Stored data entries

— begin —

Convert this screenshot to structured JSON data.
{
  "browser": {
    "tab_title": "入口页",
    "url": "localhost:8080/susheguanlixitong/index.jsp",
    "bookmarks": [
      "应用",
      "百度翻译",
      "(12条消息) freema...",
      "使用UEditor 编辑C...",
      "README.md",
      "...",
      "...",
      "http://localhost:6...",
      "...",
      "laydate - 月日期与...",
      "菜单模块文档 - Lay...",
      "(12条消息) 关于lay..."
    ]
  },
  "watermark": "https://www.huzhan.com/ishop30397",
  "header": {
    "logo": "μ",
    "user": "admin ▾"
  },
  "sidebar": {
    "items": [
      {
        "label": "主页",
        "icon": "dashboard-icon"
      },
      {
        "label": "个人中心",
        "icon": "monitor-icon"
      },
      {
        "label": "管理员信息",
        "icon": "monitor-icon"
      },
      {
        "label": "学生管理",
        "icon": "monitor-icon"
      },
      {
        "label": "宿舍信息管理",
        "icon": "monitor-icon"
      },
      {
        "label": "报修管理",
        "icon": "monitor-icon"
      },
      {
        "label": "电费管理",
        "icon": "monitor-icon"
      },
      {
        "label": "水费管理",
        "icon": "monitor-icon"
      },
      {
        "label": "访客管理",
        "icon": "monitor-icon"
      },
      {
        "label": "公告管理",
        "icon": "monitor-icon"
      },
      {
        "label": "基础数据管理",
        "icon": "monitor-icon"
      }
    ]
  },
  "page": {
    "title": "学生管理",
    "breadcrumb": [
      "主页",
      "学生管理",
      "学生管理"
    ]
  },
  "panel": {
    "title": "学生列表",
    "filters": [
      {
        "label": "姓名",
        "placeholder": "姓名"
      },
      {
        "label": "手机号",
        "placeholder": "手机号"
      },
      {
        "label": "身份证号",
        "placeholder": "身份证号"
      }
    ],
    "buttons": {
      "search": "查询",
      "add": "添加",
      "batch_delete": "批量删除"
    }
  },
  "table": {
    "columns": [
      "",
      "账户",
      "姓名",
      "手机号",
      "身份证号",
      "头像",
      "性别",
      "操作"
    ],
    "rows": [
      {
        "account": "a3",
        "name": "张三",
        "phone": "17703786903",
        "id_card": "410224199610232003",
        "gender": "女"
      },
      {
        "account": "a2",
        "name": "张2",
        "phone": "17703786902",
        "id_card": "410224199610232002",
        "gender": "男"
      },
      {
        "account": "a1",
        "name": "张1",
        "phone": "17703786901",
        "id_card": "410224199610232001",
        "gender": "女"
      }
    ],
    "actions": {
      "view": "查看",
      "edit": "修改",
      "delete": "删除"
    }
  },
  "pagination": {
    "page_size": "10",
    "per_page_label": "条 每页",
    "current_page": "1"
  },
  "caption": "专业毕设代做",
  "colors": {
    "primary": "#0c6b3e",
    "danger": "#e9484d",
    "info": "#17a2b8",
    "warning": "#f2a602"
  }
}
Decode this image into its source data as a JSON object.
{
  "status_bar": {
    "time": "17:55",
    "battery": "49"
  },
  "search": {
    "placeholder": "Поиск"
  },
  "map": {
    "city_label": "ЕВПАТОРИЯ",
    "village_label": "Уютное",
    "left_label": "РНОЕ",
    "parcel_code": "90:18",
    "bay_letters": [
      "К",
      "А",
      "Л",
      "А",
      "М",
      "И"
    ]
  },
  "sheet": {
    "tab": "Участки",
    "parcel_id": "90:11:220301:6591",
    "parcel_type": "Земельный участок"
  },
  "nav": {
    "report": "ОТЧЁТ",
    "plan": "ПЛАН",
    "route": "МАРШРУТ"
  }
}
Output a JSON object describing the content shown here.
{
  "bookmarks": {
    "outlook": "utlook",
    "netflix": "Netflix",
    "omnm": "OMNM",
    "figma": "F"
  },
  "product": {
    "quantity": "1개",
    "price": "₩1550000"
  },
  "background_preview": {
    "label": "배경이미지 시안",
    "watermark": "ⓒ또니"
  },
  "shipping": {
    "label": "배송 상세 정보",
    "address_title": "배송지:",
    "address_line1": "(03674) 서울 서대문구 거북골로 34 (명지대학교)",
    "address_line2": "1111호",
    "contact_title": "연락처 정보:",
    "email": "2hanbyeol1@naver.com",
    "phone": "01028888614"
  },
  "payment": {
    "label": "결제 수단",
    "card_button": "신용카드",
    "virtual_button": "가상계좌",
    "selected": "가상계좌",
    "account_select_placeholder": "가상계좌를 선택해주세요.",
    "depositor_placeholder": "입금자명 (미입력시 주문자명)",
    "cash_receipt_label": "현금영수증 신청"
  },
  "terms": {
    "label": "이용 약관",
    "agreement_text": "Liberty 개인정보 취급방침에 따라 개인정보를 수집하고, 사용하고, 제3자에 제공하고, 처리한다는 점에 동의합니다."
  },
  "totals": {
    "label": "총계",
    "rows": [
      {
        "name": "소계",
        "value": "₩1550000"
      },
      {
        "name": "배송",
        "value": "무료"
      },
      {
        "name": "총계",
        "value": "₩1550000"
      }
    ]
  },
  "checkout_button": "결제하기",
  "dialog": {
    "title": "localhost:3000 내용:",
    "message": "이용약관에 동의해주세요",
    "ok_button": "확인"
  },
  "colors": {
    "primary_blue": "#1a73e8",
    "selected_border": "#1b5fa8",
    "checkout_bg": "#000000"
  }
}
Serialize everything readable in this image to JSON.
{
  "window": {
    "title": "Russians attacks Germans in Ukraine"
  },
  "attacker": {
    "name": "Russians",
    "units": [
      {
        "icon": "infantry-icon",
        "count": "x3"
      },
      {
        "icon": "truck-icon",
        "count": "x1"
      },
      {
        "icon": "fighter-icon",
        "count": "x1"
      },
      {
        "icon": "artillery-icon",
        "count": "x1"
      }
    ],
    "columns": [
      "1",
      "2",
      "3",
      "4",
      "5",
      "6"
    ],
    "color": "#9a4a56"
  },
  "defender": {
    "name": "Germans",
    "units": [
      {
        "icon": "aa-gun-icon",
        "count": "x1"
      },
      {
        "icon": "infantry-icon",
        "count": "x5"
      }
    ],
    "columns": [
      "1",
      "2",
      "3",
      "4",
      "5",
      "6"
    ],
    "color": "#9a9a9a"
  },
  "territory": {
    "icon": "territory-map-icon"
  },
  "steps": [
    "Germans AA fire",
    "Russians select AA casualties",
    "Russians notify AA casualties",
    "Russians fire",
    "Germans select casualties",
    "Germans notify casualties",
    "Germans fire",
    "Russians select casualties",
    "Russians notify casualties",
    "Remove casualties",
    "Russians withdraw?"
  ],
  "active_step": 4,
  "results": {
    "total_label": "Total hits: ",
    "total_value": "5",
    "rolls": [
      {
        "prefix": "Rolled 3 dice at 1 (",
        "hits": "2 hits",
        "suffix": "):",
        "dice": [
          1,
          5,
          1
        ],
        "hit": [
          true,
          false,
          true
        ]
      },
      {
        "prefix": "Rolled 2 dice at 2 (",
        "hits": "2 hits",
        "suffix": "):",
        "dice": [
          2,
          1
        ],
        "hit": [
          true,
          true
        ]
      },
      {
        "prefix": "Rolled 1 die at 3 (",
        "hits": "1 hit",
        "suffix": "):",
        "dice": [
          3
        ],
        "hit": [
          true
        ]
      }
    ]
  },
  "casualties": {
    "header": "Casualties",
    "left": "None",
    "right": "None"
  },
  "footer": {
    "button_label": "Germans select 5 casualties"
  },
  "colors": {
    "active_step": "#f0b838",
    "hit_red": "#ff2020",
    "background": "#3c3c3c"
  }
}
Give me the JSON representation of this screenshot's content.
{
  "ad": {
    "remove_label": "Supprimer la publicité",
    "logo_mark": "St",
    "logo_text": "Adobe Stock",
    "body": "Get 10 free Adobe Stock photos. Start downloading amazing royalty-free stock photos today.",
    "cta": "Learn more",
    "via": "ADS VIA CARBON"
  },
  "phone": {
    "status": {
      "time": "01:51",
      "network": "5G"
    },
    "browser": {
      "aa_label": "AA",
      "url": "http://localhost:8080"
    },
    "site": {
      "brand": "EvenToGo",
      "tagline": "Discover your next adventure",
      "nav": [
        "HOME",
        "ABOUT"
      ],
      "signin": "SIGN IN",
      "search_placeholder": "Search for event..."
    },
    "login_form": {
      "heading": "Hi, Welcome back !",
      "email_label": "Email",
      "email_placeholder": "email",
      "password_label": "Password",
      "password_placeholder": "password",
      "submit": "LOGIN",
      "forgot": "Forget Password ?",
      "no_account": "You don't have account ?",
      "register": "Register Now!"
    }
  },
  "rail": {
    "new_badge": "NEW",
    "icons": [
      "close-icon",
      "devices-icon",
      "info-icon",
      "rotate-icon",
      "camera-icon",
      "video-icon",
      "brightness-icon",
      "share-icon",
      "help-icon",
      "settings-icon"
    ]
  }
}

— end —

### Problem requirements
Which lines of the data above contain "name"? Copy each one.

### Solution to this exercise
        "name": "张三",
        "name": "张2",
        "name": "张1",
        "name": "소계",
        "name": "배송",
        "name": "총계",
    "name": "Russians",
    "name": "Germans",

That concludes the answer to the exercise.